*What needs to be done*
Beneath this sentence is a set of records; write each of them out exactly.

(Figure contents as structured data)
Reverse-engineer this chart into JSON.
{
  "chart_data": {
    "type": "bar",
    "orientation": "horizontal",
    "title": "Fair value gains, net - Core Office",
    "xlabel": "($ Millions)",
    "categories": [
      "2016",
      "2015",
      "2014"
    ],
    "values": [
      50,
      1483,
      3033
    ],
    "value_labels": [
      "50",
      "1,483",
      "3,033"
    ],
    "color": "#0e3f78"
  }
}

*Response*
Reverse-engineer this chart into JSON.
{
  "chart_data": {
    "type": "bar",
    "orientation": "horizontal",
    "title": "Fair value gains, net - Core Office",
    "xlabel": "($ Millions)",
    "categories": [
      "2016",
      "2015",
      "2014"
    ],
    "values": [
      50,
      1483,
      3033
    ],
    "value_labels": [
      "50",
      "1,483",
      "3,033"
    ],
    "color": "#0e3f78"
  }
}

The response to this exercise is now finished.